(Data entries)
....
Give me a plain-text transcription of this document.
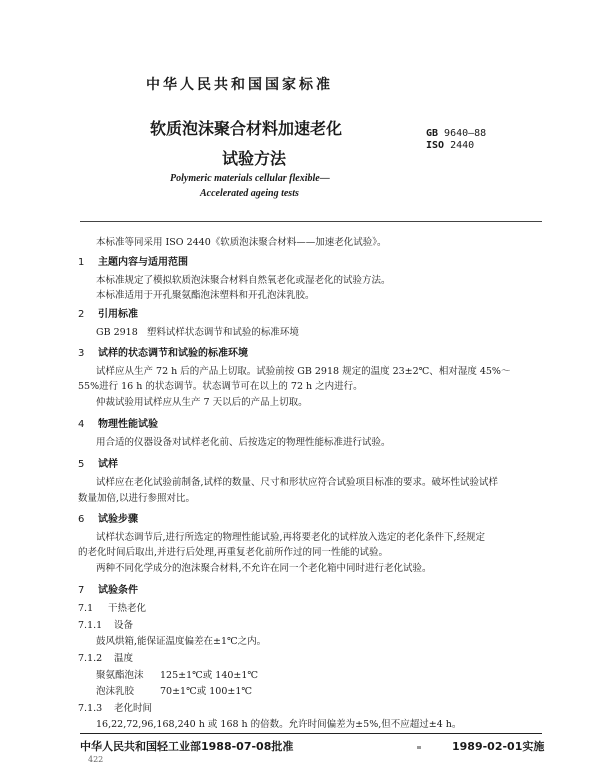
中华人民共和国国家标准
软质泡沫聚合材料加速老化
试验方法
GB 9640—88
ISO 2440
Polymeric materials cellular flexible—
Accelerated ageing tests
本标准等同采用 ISO 2440《软质泡沫聚合材料——加速老化试验》。
1 主题内容与适用范围
本标准规定了模拟软质泡沫聚合材料自然氧老化或湿老化的试验方法。
本标准适用于开孔聚氨酯泡沫塑料和开孔泡沫乳胶。
2 引用标准
GB 2918   塑料试样状态调节和试验的标准环境
3 试样的状态调节和试验的标准环境
试样应从生产 72 h 后的产品上切取。试验前按 GB 2918 规定的温度 23±2℃、相对湿度 45%～
55%进行 16 h 的状态调节。状态调节可在以上的 72 h 之内进行。
仲裁试验用试样应从生产 7 天以后的产品上切取。
4 物理性能试验
用合适的仪器设备对试样老化前、后按选定的物理性能标准进行试验。
5 试样
试样应在老化试验前制备,试样的数量、尺寸和形状应符合试验项目标准的要求。破坏性试验试样
数量加倍,以进行参照对比。
6 试验步骤
试样状态调节后,进行所选定的物理性能试验,再将要老化的试样放入选定的老化条件下,经规定
的老化时间后取出,并进行后处理,再重复老化前所作过的同一性能的试验。
两种不同化学成分的泡沫聚合材料,不允许在同一个老化箱中同时进行老化试验。
7 试验条件
7.1 干热老化
7.1.1 设备
鼓风烘箱,能保证温度偏差在±1℃之内。
7.1.2 温度
聚氨酯泡沫 125±1℃或 140±1℃
泡沫乳胶	70±1℃或 100±1℃
7.1.3 老化时间
16,22,72,96,168,240 h 或 168 h 的倍数。允许时间偏差为±5%,但不应超过±4 h。
中华人民共和国轻工业部1988-07-08批准	1989-02-01实施
422
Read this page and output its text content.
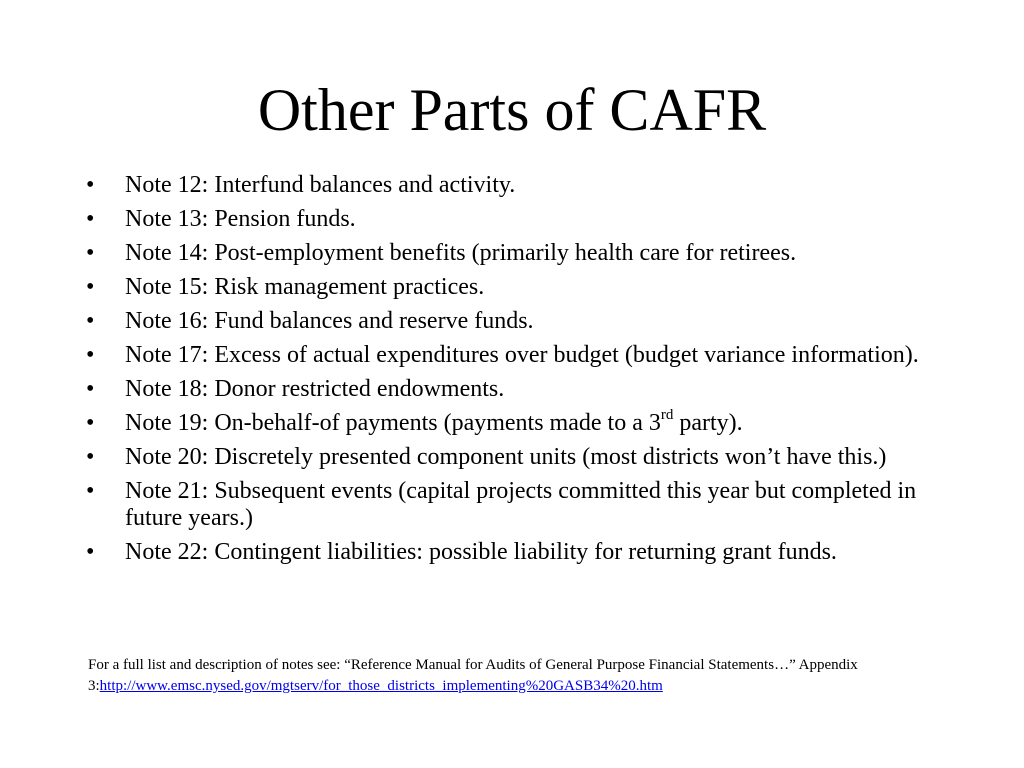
Other Parts of CAFR
• Note 12: Interfund balances and activity.
• Note 13: Pension funds.
• Note 14: Post-employment benefits (primarily health care for retirees.
• Note 15: Risk management practices.
• Note 16: Fund balances and reserve funds.
• Note 17: Excess of actual expenditures over budget (budget variance information).
• Note 18: Donor restricted endowments.
• Note 19: On-behalf-of payments (payments made to a 3rd party).
• Note 20: Discretely presented component units (most districts won’t have this.)
• Note 21: Subsequent events (capital projects committed this year but completed in future years.)
• Note 22: Contingent liabilities: possible liability for returning grant funds.

For a full list and description of notes see: “Reference Manual for Audits of General Purpose Financial Statements…” Appendix 3:http://www.emsc.nysed.gov/mgtserv/for_those_districts_implementing%20GASB34%20.htm
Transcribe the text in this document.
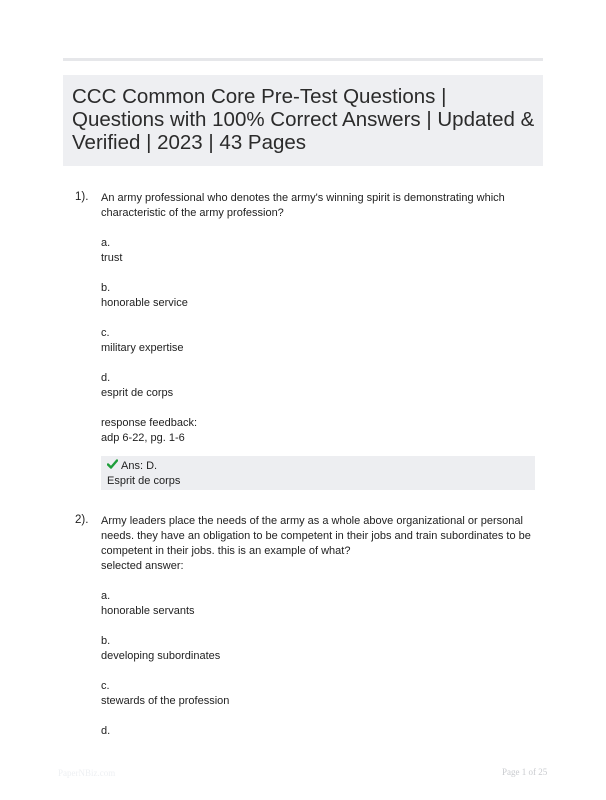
CCC Common Core Pre-Test Questions | Questions with 100% Correct Answers | Updated & Verified | 2023 | 43 Pages
1). An army professional who denotes the army's winning spirit is demonstrating which characteristic of the army profession?

a.
trust
b.
honorable service
c.
military expertise
d.
esprit de corps
response feedback:
adp 6-22, pg. 1-6
Ans: D.
Esprit de corps
2). Army leaders place the needs of the army as a whole above organizational or personal needs. they have an obligation to be competent in their jobs and train subordinates to be competent in their jobs. this is an example of what?

selected answer:

a.
honorable servants
b.
developing subordinates
c.
stewards of the profession
d.
PaperNBiz.com	Page 1 of 25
....
**Work required:**
Write out each line of the data exactly; the images should be left out.

**Problem solution:**
Give me a plain-text transcription of this document.
中华人民共和国国家标准
软质泡沫聚合材料加速老化
试验方法
GB 9640—88
ISO 2440
Polymeric materials cellular flexible—
Accelerated ageing tests
本标准等同采用 ISO 2440《软质泡沫聚合材料——加速老化试验》。
1 主题内容与适用范围
本标准规定了模拟软质泡沫聚合材料自然氧老化或湿老化的试验方法。
本标准适用于开孔聚氨酯泡沫塑料和开孔泡沫乳胶。
2 引用标准
GB 2918   塑料试样状态调节和试验的标准环境
3 试样的状态调节和试验的标准环境
试样应从生产 72 h 后的产品上切取。试验前按 GB 2918 规定的温度 23±2℃、相对湿度 45%～
55%进行 16 h 的状态调节。状态调节可在以上的 72 h 之内进行。
仲裁试验用试样应从生产 7 天以后的产品上切取。
4 物理性能试验
用合适的仪器设备对试样老化前、后按选定的物理性能标准进行试验。
5 试样
试样应在老化试验前制备,试样的数量、尺寸和形状应符合试验项目标准的要求。破坏性试验试样
数量加倍,以进行参照对比。
6 试验步骤
试样状态调节后,进行所选定的物理性能试验,再将要老化的试样放入选定的老化条件下,经规定
的老化时间后取出,并进行后处理,再重复老化前所作过的同一性能的试验。
两种不同化学成分的泡沫聚合材料,不允许在同一个老化箱中同时进行老化试验。
7 试验条件
7.1 干热老化
7.1.1 设备
鼓风烘箱,能保证温度偏差在±1℃之内。
7.1.2 温度
聚氨酯泡沫 125±1℃或 140±1℃
泡沫乳胶	70±1℃或 100±1℃
7.1.3 老化时间
16,22,72,96,168,240 h 或 168 h 的倍数。允许时间偏差为±5%,但不应超过±4 h。
中华人民共和国轻工业部1988-07-08批准	1989-02-01实施
422
Read this page and output its text content.
Other Parts of CAFR
• Note 12: Interfund balances and activity.
• Note 13: Pension funds.
• Note 14: Post-employment benefits (primarily health care for retirees.
• Note 15: Risk management practices.
• Note 16: Fund balances and reserve funds.
• Note 17: Excess of actual expenditures over budget (budget variance information).
• Note 18: Donor restricted endowments.
• Note 19: On-behalf-of payments (payments made to a 3rd party).
• Note 20: Discretely presented component units (most districts won’t have this.)
• Note 21: Subsequent events (capital projects committed this year but completed in future years.)
• Note 22: Contingent liabilities: possible liability for returning grant funds.

For a full list and description of notes see: “Reference Manual for Audits of General Purpose Financial Statements…” Appendix 3:http://www.emsc.nysed.gov/mgtserv/for_those_districts_implementing%20GASB34%20.htm
Transcribe the text in this document.
CCC Common Core Pre-Test Questions | Questions with 100% Correct Answers | Updated & Verified | 2023 | 43 Pages
1). An army professional who denotes the army's winning spirit is demonstrating which characteristic of the army profession?

a.
trust
b.
honorable service
c.
military expertise
d.
esprit de corps
response feedback:
adp 6-22, pg. 1-6
Ans: D.
Esprit de corps
2). Army leaders place the needs of the army as a whole above organizational or personal needs. they have an obligation to be competent in their jobs and train subordinates to be competent in their jobs. this is an example of what?

selected answer:

a.
honorable servants
b.
developing subordinates
c.
stewards of the profession
d.
PaperNBiz.com	Page 1 of 25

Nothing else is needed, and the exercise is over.